→ **TASK DETAILS**:
Select each line where the word "library" appears.

→ **TASK DATA**:
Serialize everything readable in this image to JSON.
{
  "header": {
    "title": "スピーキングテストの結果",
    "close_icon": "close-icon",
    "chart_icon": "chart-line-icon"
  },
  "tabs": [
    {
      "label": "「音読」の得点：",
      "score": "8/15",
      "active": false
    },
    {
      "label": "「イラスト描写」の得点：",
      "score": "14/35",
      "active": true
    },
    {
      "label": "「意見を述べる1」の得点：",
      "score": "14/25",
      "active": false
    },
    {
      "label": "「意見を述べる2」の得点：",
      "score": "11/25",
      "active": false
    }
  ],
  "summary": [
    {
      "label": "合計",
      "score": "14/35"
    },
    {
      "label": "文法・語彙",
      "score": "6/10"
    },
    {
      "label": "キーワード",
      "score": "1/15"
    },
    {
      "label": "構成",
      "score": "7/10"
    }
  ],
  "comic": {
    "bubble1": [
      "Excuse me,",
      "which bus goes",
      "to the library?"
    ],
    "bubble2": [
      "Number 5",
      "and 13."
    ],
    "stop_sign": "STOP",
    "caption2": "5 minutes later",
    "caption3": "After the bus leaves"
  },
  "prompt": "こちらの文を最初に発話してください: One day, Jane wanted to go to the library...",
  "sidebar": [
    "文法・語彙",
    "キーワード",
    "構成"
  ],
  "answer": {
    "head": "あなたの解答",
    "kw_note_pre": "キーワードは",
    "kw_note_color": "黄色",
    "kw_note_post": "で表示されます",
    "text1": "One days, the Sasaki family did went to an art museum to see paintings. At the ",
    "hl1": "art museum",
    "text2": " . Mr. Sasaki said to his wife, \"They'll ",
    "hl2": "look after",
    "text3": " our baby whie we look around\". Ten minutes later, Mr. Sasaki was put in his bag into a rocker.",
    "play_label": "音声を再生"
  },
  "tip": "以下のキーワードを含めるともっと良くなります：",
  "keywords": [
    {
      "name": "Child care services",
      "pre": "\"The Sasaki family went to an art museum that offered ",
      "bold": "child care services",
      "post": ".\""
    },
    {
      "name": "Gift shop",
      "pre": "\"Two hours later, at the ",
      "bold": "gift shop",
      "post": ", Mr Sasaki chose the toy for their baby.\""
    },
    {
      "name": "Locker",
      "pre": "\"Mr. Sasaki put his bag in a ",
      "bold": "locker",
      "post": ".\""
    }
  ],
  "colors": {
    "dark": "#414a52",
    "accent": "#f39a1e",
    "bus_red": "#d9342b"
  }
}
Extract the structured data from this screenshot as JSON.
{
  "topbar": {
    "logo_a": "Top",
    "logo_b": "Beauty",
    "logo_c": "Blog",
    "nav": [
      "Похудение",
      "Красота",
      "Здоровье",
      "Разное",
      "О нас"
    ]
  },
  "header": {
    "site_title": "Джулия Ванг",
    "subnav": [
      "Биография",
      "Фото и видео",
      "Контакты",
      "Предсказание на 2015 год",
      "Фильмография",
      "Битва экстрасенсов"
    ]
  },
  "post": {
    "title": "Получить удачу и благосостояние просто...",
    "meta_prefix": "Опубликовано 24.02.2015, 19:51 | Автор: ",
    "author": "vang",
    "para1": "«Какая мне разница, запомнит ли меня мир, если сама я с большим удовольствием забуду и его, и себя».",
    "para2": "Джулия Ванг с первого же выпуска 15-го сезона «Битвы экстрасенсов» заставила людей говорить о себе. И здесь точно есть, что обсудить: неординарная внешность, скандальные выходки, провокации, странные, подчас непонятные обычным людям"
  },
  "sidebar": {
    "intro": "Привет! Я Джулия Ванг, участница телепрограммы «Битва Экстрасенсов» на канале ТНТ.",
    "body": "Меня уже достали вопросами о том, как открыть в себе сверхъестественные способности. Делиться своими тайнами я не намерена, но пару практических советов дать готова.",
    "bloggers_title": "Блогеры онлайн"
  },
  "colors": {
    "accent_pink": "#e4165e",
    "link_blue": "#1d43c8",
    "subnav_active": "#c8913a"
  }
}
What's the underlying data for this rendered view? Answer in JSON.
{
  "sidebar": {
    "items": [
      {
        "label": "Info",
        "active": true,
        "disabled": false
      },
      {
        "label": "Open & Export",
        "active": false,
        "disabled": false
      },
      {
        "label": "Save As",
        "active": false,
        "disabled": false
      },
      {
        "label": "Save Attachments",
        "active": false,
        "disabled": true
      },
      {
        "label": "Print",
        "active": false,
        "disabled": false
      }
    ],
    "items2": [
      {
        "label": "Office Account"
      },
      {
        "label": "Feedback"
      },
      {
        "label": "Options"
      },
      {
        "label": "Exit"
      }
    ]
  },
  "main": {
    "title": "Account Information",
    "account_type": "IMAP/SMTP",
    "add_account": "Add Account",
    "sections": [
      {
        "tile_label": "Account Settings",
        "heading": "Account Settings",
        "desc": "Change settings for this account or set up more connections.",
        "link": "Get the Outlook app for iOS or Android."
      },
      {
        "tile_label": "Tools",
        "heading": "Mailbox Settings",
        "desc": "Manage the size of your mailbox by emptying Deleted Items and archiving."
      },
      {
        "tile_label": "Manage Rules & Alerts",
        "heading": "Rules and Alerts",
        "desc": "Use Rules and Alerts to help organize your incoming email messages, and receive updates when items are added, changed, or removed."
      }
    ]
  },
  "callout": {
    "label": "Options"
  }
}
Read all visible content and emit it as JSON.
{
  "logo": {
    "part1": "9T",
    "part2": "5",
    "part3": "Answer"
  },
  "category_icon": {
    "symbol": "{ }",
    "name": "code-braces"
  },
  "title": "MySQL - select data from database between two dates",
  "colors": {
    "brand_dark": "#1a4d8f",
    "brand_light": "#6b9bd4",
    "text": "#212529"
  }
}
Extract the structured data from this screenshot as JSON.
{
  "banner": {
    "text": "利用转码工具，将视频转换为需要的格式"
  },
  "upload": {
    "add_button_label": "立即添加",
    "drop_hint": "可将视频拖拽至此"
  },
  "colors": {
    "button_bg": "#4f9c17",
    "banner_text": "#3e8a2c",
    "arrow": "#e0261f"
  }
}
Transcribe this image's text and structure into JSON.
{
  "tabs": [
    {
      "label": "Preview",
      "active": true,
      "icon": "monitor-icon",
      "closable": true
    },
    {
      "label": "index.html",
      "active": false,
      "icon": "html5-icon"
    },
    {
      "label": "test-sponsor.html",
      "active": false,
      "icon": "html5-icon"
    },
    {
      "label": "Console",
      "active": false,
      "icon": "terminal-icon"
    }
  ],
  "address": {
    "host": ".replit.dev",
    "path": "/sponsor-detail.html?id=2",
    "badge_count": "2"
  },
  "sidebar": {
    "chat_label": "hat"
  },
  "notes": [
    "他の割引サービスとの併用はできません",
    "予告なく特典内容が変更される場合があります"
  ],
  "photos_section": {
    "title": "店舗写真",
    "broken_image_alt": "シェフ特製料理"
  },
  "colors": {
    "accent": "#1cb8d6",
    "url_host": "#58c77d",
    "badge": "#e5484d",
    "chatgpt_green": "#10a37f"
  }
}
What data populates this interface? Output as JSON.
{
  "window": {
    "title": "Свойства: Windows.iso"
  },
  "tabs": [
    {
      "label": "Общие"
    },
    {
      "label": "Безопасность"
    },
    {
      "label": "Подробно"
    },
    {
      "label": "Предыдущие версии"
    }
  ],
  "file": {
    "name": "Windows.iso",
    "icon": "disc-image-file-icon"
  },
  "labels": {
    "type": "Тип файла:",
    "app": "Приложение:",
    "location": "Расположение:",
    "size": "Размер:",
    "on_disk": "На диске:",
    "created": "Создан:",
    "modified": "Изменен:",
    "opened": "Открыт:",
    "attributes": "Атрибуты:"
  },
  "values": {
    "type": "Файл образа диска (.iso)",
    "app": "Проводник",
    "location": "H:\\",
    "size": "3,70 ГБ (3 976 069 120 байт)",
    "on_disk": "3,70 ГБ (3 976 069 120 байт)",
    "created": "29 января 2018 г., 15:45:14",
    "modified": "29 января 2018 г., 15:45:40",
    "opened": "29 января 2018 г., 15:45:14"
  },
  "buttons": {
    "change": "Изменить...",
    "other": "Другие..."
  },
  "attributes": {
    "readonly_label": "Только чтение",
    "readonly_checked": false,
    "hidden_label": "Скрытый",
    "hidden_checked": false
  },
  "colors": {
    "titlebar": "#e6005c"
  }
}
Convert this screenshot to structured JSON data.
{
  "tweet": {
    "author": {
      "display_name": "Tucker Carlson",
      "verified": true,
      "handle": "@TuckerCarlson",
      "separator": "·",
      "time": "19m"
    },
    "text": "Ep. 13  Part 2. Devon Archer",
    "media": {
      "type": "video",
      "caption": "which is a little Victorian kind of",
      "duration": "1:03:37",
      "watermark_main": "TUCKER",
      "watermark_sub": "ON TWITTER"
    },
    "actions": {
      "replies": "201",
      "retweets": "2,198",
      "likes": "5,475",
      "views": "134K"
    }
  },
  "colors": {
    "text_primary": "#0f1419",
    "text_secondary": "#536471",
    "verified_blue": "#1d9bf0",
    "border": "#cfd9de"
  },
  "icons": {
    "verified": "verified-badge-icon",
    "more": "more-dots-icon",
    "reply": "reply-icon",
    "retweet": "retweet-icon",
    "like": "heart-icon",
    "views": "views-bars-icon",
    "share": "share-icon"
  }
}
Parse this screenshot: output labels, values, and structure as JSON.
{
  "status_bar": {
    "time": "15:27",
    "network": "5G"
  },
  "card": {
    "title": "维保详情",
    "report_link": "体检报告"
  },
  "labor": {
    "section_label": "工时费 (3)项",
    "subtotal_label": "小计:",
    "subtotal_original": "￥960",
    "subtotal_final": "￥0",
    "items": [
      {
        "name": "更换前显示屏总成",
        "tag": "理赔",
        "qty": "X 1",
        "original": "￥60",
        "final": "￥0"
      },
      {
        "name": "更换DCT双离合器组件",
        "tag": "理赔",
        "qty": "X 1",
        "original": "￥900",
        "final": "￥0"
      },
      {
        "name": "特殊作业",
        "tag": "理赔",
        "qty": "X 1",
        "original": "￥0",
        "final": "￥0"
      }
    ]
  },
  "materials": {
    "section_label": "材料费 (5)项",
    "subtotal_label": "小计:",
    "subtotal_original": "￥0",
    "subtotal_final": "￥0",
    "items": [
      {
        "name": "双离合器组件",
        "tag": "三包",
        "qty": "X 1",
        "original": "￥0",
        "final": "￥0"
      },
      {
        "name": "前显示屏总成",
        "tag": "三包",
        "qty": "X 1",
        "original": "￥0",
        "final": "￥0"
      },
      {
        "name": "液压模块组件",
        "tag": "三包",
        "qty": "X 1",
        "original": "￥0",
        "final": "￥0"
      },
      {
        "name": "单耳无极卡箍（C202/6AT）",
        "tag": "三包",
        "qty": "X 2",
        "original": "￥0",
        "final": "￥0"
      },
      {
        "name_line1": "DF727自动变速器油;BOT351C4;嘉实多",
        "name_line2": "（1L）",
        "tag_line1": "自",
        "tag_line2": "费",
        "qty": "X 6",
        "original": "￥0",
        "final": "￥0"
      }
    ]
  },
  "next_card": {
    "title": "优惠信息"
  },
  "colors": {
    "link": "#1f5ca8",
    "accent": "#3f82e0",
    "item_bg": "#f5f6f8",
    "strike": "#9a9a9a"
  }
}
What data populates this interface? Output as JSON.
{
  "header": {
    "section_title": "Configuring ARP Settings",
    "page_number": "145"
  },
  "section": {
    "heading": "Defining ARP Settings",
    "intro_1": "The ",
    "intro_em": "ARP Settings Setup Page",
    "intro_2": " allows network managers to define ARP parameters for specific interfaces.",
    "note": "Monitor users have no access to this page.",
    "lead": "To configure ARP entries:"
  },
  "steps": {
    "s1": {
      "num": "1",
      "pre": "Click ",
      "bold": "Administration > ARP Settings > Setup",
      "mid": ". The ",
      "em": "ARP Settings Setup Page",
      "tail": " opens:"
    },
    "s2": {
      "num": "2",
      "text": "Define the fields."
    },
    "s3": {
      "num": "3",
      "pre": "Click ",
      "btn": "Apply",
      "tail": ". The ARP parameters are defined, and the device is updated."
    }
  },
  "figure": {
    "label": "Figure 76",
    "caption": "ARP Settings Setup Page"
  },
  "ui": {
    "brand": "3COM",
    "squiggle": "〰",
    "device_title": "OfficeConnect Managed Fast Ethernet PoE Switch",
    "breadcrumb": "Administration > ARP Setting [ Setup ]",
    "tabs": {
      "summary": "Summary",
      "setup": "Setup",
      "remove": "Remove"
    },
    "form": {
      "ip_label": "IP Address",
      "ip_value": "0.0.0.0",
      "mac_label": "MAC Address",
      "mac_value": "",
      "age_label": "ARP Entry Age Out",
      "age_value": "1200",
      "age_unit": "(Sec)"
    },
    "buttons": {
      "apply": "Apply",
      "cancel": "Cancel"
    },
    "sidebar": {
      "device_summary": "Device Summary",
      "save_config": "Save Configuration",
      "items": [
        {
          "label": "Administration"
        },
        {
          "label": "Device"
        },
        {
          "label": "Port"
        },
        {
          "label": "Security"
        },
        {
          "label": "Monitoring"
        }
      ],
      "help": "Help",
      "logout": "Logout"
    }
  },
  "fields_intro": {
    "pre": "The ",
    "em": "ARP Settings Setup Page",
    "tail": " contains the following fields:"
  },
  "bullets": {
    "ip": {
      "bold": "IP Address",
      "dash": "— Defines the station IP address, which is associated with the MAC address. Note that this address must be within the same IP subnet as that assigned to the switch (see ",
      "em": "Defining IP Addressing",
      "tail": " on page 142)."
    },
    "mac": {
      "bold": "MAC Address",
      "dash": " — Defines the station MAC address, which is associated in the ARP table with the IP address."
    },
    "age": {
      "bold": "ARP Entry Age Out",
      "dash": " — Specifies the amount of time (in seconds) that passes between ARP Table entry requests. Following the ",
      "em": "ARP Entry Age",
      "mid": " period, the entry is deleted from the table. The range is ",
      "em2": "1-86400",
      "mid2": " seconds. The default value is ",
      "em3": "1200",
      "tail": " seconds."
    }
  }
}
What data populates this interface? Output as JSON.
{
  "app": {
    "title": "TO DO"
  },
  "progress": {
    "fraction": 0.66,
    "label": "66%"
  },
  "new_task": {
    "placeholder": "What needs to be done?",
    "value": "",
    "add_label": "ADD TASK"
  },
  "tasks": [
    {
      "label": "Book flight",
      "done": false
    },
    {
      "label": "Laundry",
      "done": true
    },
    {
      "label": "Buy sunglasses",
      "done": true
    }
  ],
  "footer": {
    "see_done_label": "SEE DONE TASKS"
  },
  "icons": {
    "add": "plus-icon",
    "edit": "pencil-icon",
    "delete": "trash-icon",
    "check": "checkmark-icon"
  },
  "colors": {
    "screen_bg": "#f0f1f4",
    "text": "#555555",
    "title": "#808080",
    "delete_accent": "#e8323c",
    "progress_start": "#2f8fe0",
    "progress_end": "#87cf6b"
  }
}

→ **FINISHED EXERCISE**:
      "to the library?"
  "prompt": "こちらの文を最初に発話してください: One day, Jane wanted to go to the library...",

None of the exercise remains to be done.